> [Task] Among the entries below, find every line that has "heading" and pull it out.

> [Listed records]

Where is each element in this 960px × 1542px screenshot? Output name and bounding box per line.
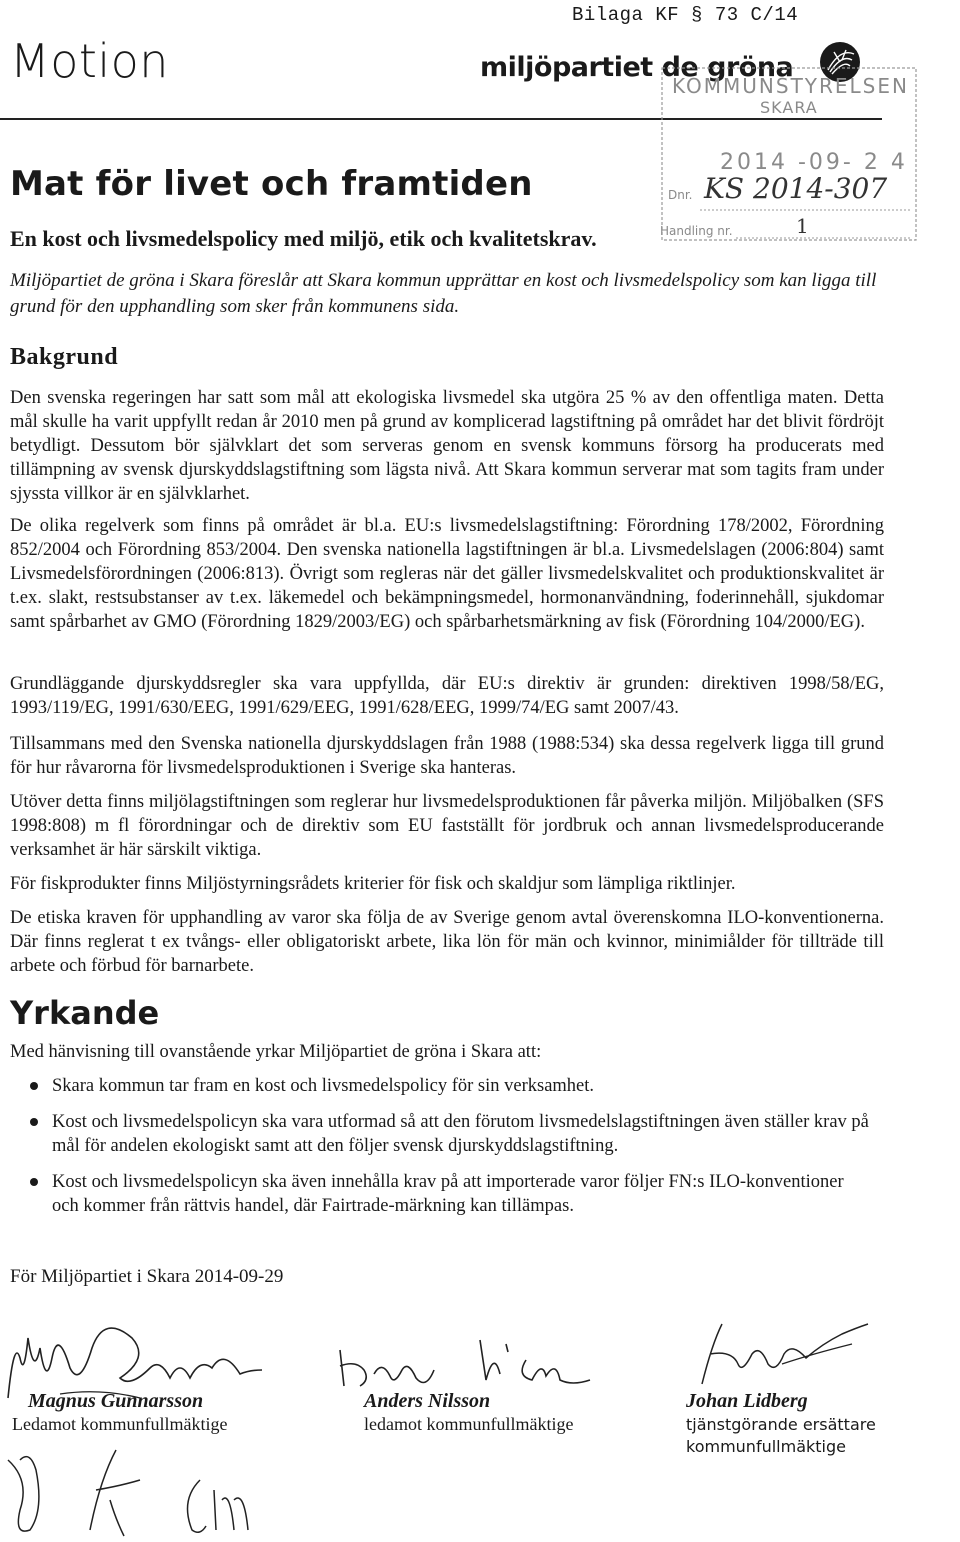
party-logo: miljöpartiet de gröna	[480, 52, 794, 83]
motion-title: Mat för livet och framtiden	[10, 164, 533, 204]
bullet-icon	[30, 1178, 38, 1186]
yrkande-heading: Yrkande	[10, 994, 160, 1032]
signature-johan	[672, 1314, 872, 1394]
background-paragraph: Grundläggande djurskyddsregler ska vara uppfyllda, där EU:s direktiv är grunden: direktiven 1998/58/EG, 1993/119/EG, 1991/630/EEG, 1991/629/EEG, 1991/628/EEG, 1999/74/EG samt 2007/43.	[10, 674, 884, 718]
background-paragraph: Tillsammans med den Svenska nationella djurskyddslagen från 1988 (1988:534) ska dessa regelverk ligga till grund för hur råvarorna för livsmedelsproduktionen i Sverige ska hanteras.	[10, 734, 884, 778]
signatory-role: Ledamot kommunfullmäktige	[12, 1414, 228, 1434]
list-item	[10, 1170, 870, 1218]
motion-subtitle: En kost och livsmedelspolicy med miljö, etik och kvalitetskrav.	[10, 226, 597, 251]
signatory-role: ledamot kommunfullmäktige	[364, 1414, 574, 1434]
background-paragraph: För fiskprodukter finns Miljöstyrningsrådets kriterier för fisk och skaldjur som lämpliga riktlinjer.	[10, 874, 736, 894]
signatory-name: Magnus Gunnarsson	[28, 1390, 204, 1412]
stamp-dnr-label: Dnr.	[668, 188, 693, 202]
received-stamp	[660, 64, 918, 244]
stamp-city: SKARA	[760, 98, 818, 117]
motion-intro: Miljöpartiet de gröna i Skara föreslår att Skara kommun upprättar en kost och livsmedelspolicy som kan ligga till grund för den upphandling som sker från kommunens sida.	[10, 270, 877, 317]
initials-signature	[0, 1440, 280, 1540]
yrkande-intro: Med hänvisning till ovanstående yrkar Miljöpartiet de gröna i Skara att:	[10, 1042, 542, 1062]
stamp-handling-value: 1	[796, 214, 809, 238]
signoff-line: För Miljöpartiet i Skara 2014-09-29	[10, 1266, 284, 1287]
stamp-date: 2014 -09- 2 4	[720, 150, 908, 175]
background-paragraph: Den svenska regeringen har satt som mål att ekologiska livsmedel ska utgöra 25 % av den offentliga maten. Detta mål skulle ha varit uppfyllt redan år 2010 men på grund av komplicerad lagstiftning på området har det blivit fördröjt betydligt. Dessutom bör självklart det som serveras genom en svensk kommuns försorg ha producerats med tillämpning av svensk djurskyddslagstiftning som lägsta nivå. Att Skara kommun serverar mat som tagits fram under sjyssta villkor är en självklarhet.	[10, 388, 884, 504]
attachment-reference: Bilaga KF § 73 C/14	[572, 4, 799, 26]
background-heading: Bakgrund	[10, 344, 119, 370]
signatory-name: Johan Lidberg	[686, 1390, 808, 1412]
list-item	[10, 1074, 870, 1098]
signatory-role: tjänstgörande ersättare kommunfullmäktige	[686, 1415, 876, 1456]
list-item-text: Kost och livsmedelspolicyn ska även innehålla krav på att importerade varor följer FN:s ILO-konventioner och kommer från rättvis handel, där Fairtrade-märkning kan tillämpas.	[52, 1172, 844, 1216]
list-item-text: Kost och livsmedelspolicyn ska vara utformad så att den förutom livsmedelslagstiftningen även ställer krav på mål för andelen ekologiskt samt att den följer svensk djurskyddslagstiftning.	[52, 1112, 869, 1156]
list-item	[10, 1110, 870, 1158]
stamp-org-name: KOMMUNSTYRELSEN	[672, 74, 909, 98]
yrkande-list	[10, 1074, 870, 1230]
document-type-heading: Motion	[10, 34, 169, 88]
stamp-dnr-value: KS 2014-307	[704, 172, 888, 205]
background-paragraph: De etiska kraven för upphandling av varor ska följa de av Sverige genom avtal överenskomna ILO-konventionerna. Där finns reglerat t ex tvångs- eller obligatoriskt arbete, lika lön för män och kvinnor, minimiålder för tillträde till arbete och förbud för barnarbete.	[10, 908, 884, 976]
list-item-text: Skara kommun tar fram en kost och livsmedelspolicy för sin verksamhet.	[52, 1076, 595, 1096]
signatory-name: Anders Nilsson	[364, 1390, 491, 1412]
bullet-icon	[30, 1118, 38, 1126]
background-paragraph: De olika regelverk som finns på området är bl.a. EU:s livsmedelslagstiftning: Förordning 178/2002, Förordning 852/2004 och Förordning 853/2004. Den svenska nationella lagstiftningen är bl.a. Livsmedelslagen (2006:804) samt Livsmedelsförordningen (2006:813). Övrigt som regleras när det gäller livsmedelskvalitet och produktionskvalitet är t.ex. slakt, restsubstanser av t.ex. läkemedel och bekämpningsmedel, hormonanvändning, foderinnehåll, sjukdomar samt spårbarhet av GMO (Förordning 1829/2003/EG) och spårbarhetsmärkning av fisk (Förordning 104/2000/EG).	[10, 516, 884, 632]
background-paragraph: Utöver detta finns miljölagstiftningen som reglerar hur livsmedelsproduktionen får påverka miljön. Miljöbalken (SFS 1998:808) m fl förordningar och de direktiv som EU fastställt för jordbruk och annan livsmedelsproducerande verksamhet är här särskilt viktiga.	[10, 792, 884, 860]
stamp-handling-label: Handling nr.	[660, 224, 733, 238]
bullet-icon	[30, 1082, 38, 1090]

> [Output below]
yrkande-heading: Yrkande	[10, 994, 160, 1032]
background-heading: Bakgrund	[10, 344, 119, 370]
document-type-heading: Motion	[10, 34, 169, 88]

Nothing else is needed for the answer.